Make an exact copy of the records, with the pictures left out.

Task data:
● ● ● ● ● ● ●

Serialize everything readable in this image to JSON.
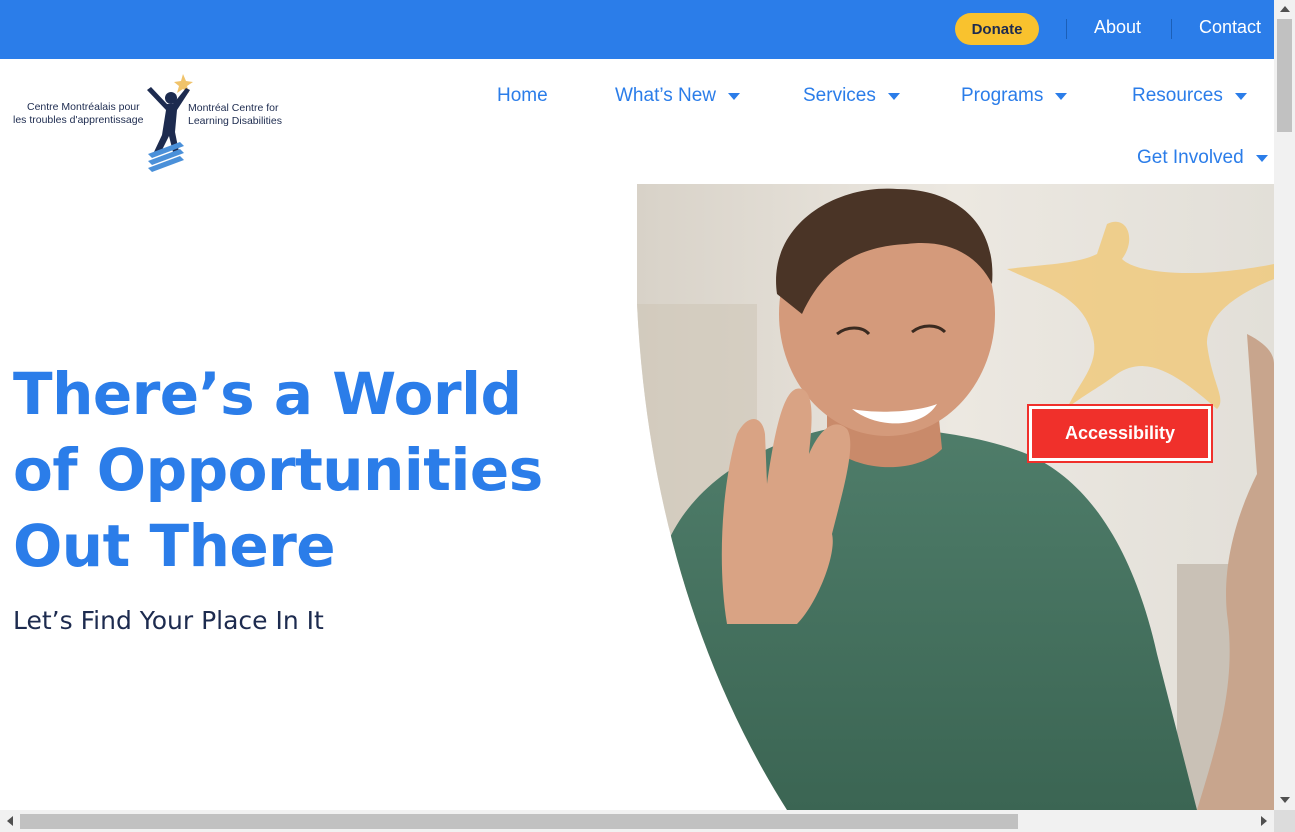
{
  "topbar": {
    "donate_label": "Donate",
    "links": [
      "About",
      "Contact"
    ],
    "bg_color": "#2b7de9"
  },
  "logo": {
    "fr_line1": "Centre Montréalais pour",
    "fr_line2": "les troubles d'apprentissage",
    "en_line1": "Montréal Centre for",
    "en_line2": "Learning Disabilities"
  },
  "nav": {
    "items": [
      {
        "label": "Home"
      },
      {
        "label": "What’s New"
      },
      {
        "label": "Services"
      },
      {
        "label": "Programs"
      },
      {
        "label": "Resources"
      },
      {
        "label": "Get Involved"
      }
    ]
  },
  "hero": {
    "title_lines": [
      "There’s a World",
      "of Opportunities",
      "Out There"
    ],
    "subtitle": "Let’s Find Your Place In It",
    "accent_color": "#2b7de9"
  },
  "accessibility": {
    "label": "Accessibility",
    "color": "#f0302b"
  }
}
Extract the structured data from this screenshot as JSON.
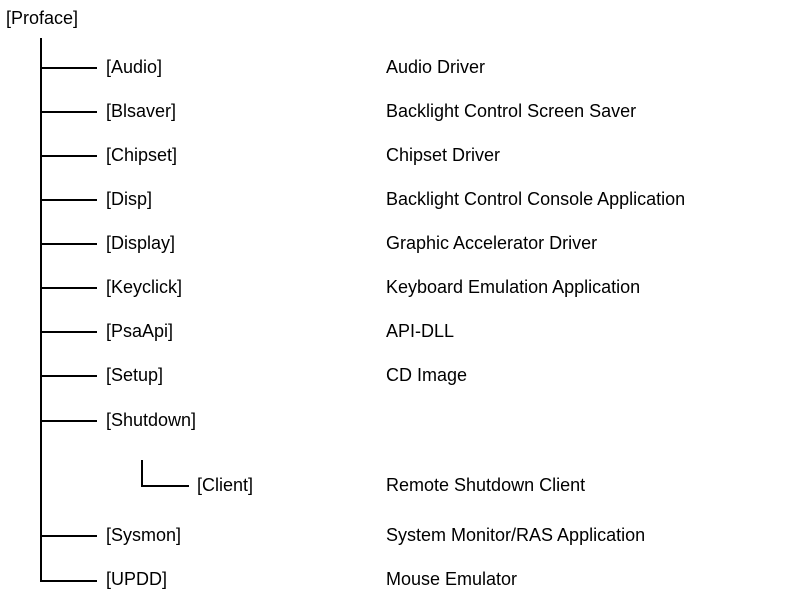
{
  "tree": {
    "root": "[Proface]",
    "items": [
      {
        "folder": "[Audio]",
        "description": "Audio Driver"
      },
      {
        "folder": "[Blsaver]",
        "description": "Backlight Control Screen Saver"
      },
      {
        "folder": "[Chipset]",
        "description": "Chipset Driver"
      },
      {
        "folder": "[Disp]",
        "description": "Backlight Control Console Application"
      },
      {
        "folder": "[Display]",
        "description": "Graphic Accelerator Driver"
      },
      {
        "folder": "[Keyclick]",
        "description": "Keyboard Emulation Application"
      },
      {
        "folder": "[PsaApi]",
        "description": "API-DLL"
      },
      {
        "folder": "[Setup]",
        "description": "CD Image"
      },
      {
        "folder": "[Shutdown]",
        "description": ""
      },
      {
        "folder": "[Sysmon]",
        "description": "System Monitor/RAS Application"
      },
      {
        "folder": "[UPDD]",
        "description": "Mouse Emulator"
      }
    ],
    "sub_item": {
      "folder": "[Client]",
      "description": "Remote Shutdown Client"
    }
  }
}
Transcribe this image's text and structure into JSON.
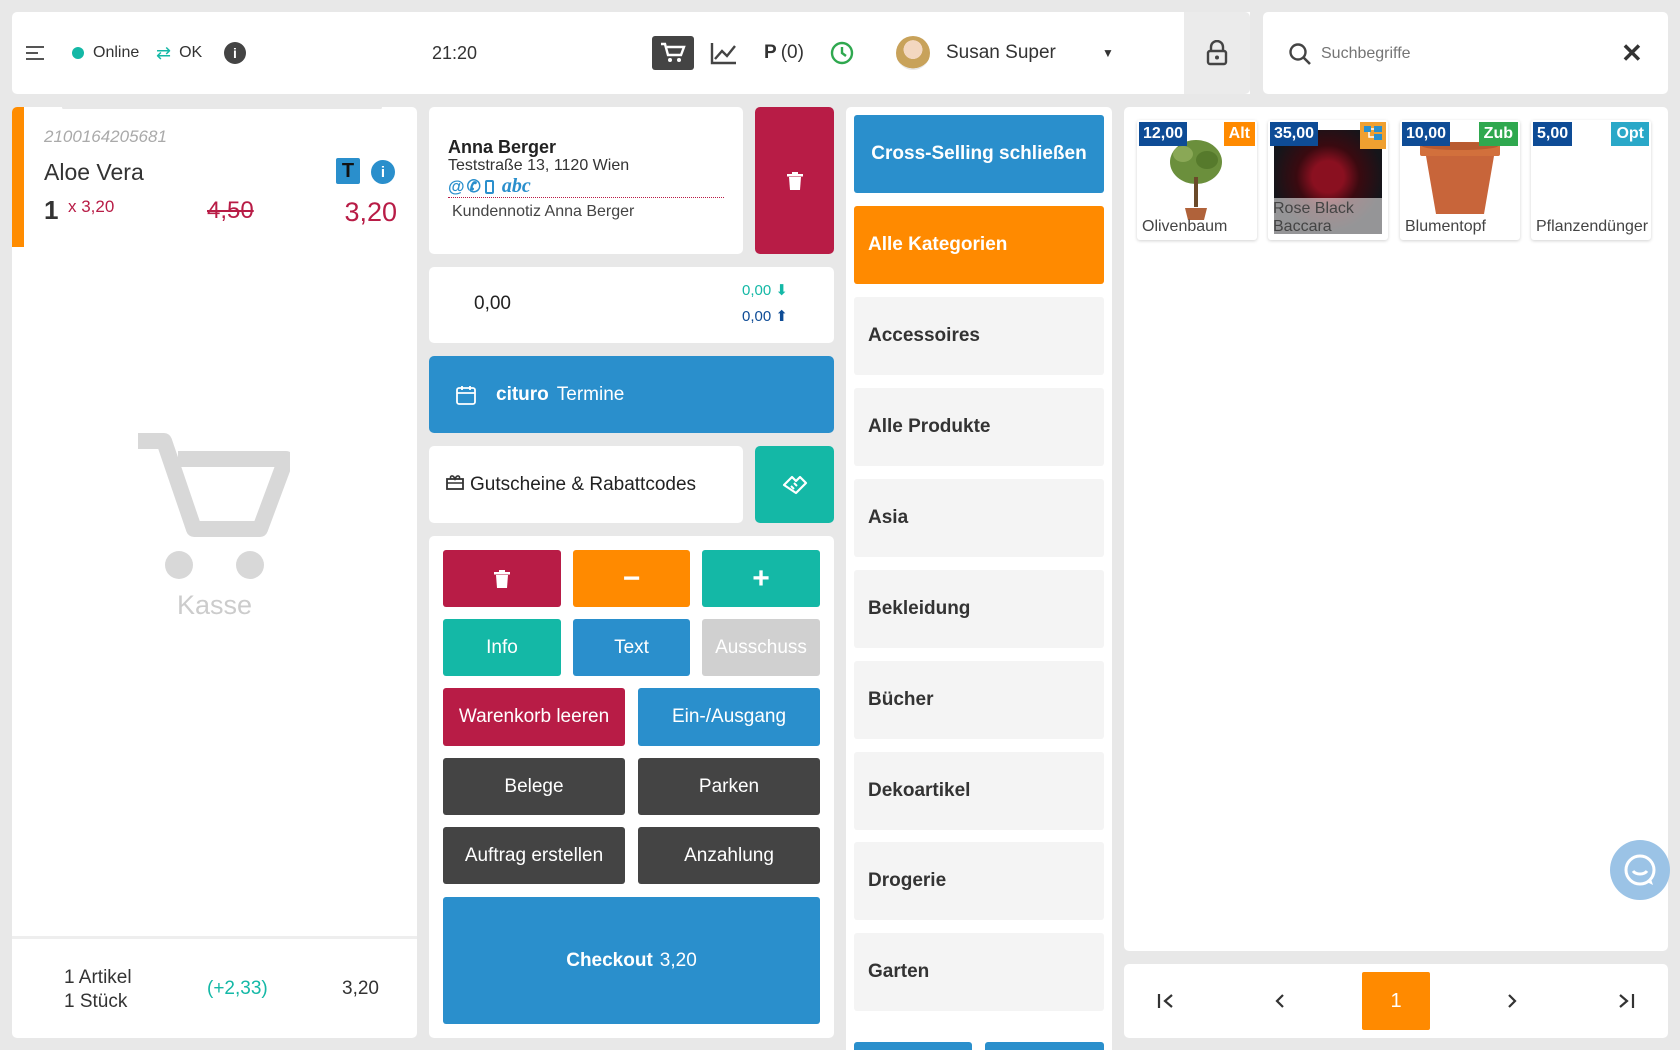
{
  "topbar": {
    "status_online": "Online",
    "status_ok": "OK",
    "time": "21:20",
    "parked_label": "P",
    "parked_count": "(0)",
    "user_name": "Susan Super"
  },
  "search": {
    "placeholder": "Suchbegriffe"
  },
  "cart": {
    "item": {
      "barcode": "2100164205681",
      "name": "Aloe Vera",
      "badge_t": "T",
      "qty": "1",
      "unit_price": "x 3,20",
      "old_price": "4,50",
      "price": "3,20"
    },
    "empty_label": "Kasse",
    "summary": {
      "articles": "1 Artikel",
      "pieces": "1 Stück",
      "margin": "(+2,33)",
      "total": "3,20"
    }
  },
  "customer": {
    "name": "Anna Berger",
    "address": "Teststraße 13, 1120 Wien",
    "contact_abc": "abc",
    "note": "Kundennotiz Anna Berger"
  },
  "balance": {
    "value": "0,00",
    "down": "0,00",
    "up": "0,00"
  },
  "appointments": {
    "brand": "cituro",
    "label": "Termine"
  },
  "vouchers": {
    "label": "Gutscheine & Rabattcodes"
  },
  "actions": {
    "info": "Info",
    "text": "Text",
    "scrap": "Ausschuss",
    "clear_cart": "Warenkorb leeren",
    "in_out": "Ein-/Ausgang",
    "receipts": "Belege",
    "park": "Parken",
    "create_order": "Auftrag erstellen",
    "deposit": "Anzahlung",
    "checkout": "Checkout",
    "checkout_amount": "3,20"
  },
  "categories": {
    "close_cross_selling": "Cross-Selling schließen",
    "all_categories": "Alle Kategorien",
    "items": [
      "Accessoires",
      "Alle Produkte",
      "Asia",
      "Bekleidung",
      "Bücher",
      "Dekoartikel",
      "Drogerie",
      "Garten"
    ]
  },
  "products": [
    {
      "price": "12,00",
      "tag": "Alt",
      "tag_color": "#ff8a00",
      "name": "Olivenbaum"
    },
    {
      "price": "35,00",
      "tag": "",
      "tag_color": "#f0a030",
      "name": "Rose Black Baccara"
    },
    {
      "price": "10,00",
      "tag": "Zub",
      "tag_color": "#2fa84f",
      "name": "Blumentopf"
    },
    {
      "price": "5,00",
      "tag": "Opt",
      "tag_color": "#2aa8c8",
      "name": "Pflanzendünger"
    }
  ],
  "pager": {
    "current": "1"
  },
  "colors": {
    "accent_blue": "#2a8fcc",
    "accent_orange": "#ff8a00",
    "accent_red": "#b81c46",
    "accent_teal": "#14b8a6",
    "dark_button": "#444444"
  }
}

● ● ● ● ● ● ●

Output below:
Serialize everything readable in this image to JSON.
{
  "topbar": {
    "donate_label": "Donate",
    "links": [
      "About",
      "Contact"
    ],
    "bg_color": "#2b7de9"
  },
  "logo": {
    "fr_line1": "Centre Montréalais pour",
    "fr_line2": "les troubles d'apprentissage",
    "en_line1": "Montréal Centre for",
    "en_line2": "Learning Disabilities"
  },
  "nav": {
    "items": [
      {
        "label": "Home"
      },
      {
        "label": "What’s New"
      },
      {
        "label": "Services"
      },
      {
        "label": "Programs"
      },
      {
        "label": "Resources"
      },
      {
        "label": "Get Involved"
      }
    ]
  },
  "hero": {
    "title_lines": [
      "There’s a World",
      "of Opportunities",
      "Out There"
    ],
    "subtitle": "Let’s Find Your Place In It",
    "accent_color": "#2b7de9"
  },
  "accessibility": {
    "label": "Accessibility",
    "color": "#f0302b"
  }
}
Extract the structured data from this screenshot as JSON.
{
  "tree": {
    "root": "[Proface]",
    "items": [
      {
        "folder": "[Audio]",
        "description": "Audio Driver"
      },
      {
        "folder": "[Blsaver]",
        "description": "Backlight Control Screen Saver"
      },
      {
        "folder": "[Chipset]",
        "description": "Chipset Driver"
      },
      {
        "folder": "[Disp]",
        "description": "Backlight Control Console Application"
      },
      {
        "folder": "[Display]",
        "description": "Graphic Accelerator Driver"
      },
      {
        "folder": "[Keyclick]",
        "description": "Keyboard Emulation Application"
      },
      {
        "folder": "[PsaApi]",
        "description": "API-DLL"
      },
      {
        "folder": "[Setup]",
        "description": "CD Image"
      },
      {
        "folder": "[Shutdown]",
        "description": ""
      },
      {
        "folder": "[Sysmon]",
        "description": "System Monitor/RAS Application"
      },
      {
        "folder": "[UPDD]",
        "description": "Mouse Emulator"
      }
    ],
    "sub_item": {
      "folder": "[Client]",
      "description": "Remote Shutdown Client"
    }
  }
}
Transcribe this image's text and structure into JSON.
{
  "topbar": {
    "status_online": "Online",
    "status_ok": "OK",
    "time": "21:20",
    "parked_label": "P",
    "parked_count": "(0)",
    "user_name": "Susan Super"
  },
  "search": {
    "placeholder": "Suchbegriffe"
  },
  "cart": {
    "item": {
      "barcode": "2100164205681",
      "name": "Aloe Vera",
      "badge_t": "T",
      "qty": "1",
      "unit_price": "x 3,20",
      "old_price": "4,50",
      "price": "3,20"
    },
    "empty_label": "Kasse",
    "summary": {
      "articles": "1 Artikel",
      "pieces": "1 Stück",
      "margin": "(+2,33)",
      "total": "3,20"
    }
  },
  "customer": {
    "name": "Anna Berger",
    "address": "Teststraße 13, 1120 Wien",
    "contact_abc": "abc",
    "note": "Kundennotiz Anna Berger"
  },
  "balance": {
    "value": "0,00",
    "down": "0,00",
    "up": "0,00"
  },
  "appointments": {
    "brand": "cituro",
    "label": "Termine"
  },
  "vouchers": {
    "label": "Gutscheine & Rabattcodes"
  },
  "actions": {
    "info": "Info",
    "text": "Text",
    "scrap": "Ausschuss",
    "clear_cart": "Warenkorb leeren",
    "in_out": "Ein-/Ausgang",
    "receipts": "Belege",
    "park": "Parken",
    "create_order": "Auftrag erstellen",
    "deposit": "Anzahlung",
    "checkout": "Checkout",
    "checkout_amount": "3,20"
  },
  "categories": {
    "close_cross_selling": "Cross-Selling schließen",
    "all_categories": "Alle Kategorien",
    "items": [
      "Accessoires",
      "Alle Produkte",
      "Asia",
      "Bekleidung",
      "Bücher",
      "Dekoartikel",
      "Drogerie",
      "Garten"
    ]
  },
  "products": [
    {
      "price": "12,00",
      "tag": "Alt",
      "tag_color": "#ff8a00",
      "name": "Olivenbaum"
    },
    {
      "price": "35,00",
      "tag": "",
      "tag_color": "#f0a030",
      "name": "Rose Black Baccara"
    },
    {
      "price": "10,00",
      "tag": "Zub",
      "tag_color": "#2fa84f",
      "name": "Blumentopf"
    },
    {
      "price": "5,00",
      "tag": "Opt",
      "tag_color": "#2aa8c8",
      "name": "Pflanzendünger"
    }
  ],
  "pager": {
    "current": "1"
  },
  "colors": {
    "accent_blue": "#2a8fcc",
    "accent_orange": "#ff8a00",
    "accent_red": "#b81c46",
    "accent_teal": "#14b8a6",
    "dark_button": "#444444"
  }
}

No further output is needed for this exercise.